- [Material to process]
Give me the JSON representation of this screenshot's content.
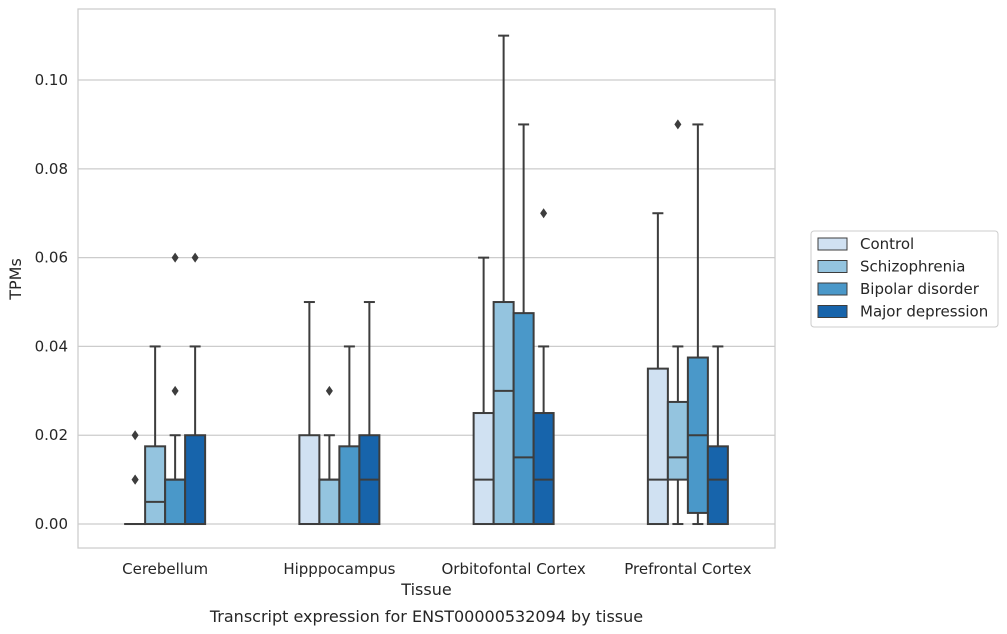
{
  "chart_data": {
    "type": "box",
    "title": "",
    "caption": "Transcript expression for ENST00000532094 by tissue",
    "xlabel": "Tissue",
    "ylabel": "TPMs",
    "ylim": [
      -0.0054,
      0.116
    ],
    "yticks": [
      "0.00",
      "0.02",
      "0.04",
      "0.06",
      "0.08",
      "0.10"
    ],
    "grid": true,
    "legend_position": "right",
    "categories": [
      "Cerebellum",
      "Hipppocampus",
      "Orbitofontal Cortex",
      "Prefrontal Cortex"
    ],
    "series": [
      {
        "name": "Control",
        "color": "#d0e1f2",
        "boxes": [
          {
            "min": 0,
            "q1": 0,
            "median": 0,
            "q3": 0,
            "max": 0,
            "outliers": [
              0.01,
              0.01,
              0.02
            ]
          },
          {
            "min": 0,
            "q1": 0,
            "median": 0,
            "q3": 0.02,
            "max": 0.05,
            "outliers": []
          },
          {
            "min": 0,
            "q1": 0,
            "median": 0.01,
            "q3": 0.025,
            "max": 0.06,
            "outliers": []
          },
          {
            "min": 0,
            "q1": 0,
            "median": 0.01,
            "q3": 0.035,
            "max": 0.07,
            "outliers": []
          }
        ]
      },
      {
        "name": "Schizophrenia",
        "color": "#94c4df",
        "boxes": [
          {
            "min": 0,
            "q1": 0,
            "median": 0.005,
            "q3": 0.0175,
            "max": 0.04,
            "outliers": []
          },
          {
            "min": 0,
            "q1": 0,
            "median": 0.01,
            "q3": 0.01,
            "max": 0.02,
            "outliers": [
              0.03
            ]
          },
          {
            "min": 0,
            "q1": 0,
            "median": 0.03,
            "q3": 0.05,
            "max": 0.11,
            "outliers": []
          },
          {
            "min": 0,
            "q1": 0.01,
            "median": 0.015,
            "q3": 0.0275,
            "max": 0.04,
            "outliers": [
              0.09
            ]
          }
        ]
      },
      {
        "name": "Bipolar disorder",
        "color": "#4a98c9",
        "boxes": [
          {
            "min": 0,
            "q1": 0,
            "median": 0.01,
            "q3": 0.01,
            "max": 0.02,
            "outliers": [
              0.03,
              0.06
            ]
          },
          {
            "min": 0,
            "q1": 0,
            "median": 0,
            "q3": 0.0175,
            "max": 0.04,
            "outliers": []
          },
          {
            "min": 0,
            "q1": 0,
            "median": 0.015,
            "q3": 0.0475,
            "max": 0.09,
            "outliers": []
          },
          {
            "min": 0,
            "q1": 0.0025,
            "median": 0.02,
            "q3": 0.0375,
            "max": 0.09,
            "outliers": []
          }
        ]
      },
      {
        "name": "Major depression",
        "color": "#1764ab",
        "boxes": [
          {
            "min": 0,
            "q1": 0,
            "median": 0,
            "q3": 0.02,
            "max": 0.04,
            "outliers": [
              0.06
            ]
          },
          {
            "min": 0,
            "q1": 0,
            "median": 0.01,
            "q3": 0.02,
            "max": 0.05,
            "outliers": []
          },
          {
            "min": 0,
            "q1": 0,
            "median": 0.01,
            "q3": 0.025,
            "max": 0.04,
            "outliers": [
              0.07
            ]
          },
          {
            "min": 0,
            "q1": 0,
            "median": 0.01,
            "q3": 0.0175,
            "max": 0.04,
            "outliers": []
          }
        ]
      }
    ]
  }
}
--
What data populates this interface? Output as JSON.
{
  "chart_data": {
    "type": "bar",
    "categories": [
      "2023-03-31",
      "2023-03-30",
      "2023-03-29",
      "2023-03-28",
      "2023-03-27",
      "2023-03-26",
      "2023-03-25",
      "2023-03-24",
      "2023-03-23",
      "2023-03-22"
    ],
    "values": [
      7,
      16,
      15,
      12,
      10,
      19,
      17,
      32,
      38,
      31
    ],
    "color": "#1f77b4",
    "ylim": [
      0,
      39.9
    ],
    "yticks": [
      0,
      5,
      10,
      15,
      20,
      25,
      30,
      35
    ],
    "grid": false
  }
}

- [Task requirements] Say how many lines of the data include the word "Cortex". Nothing other than the number should be given.

- [Written answer] 2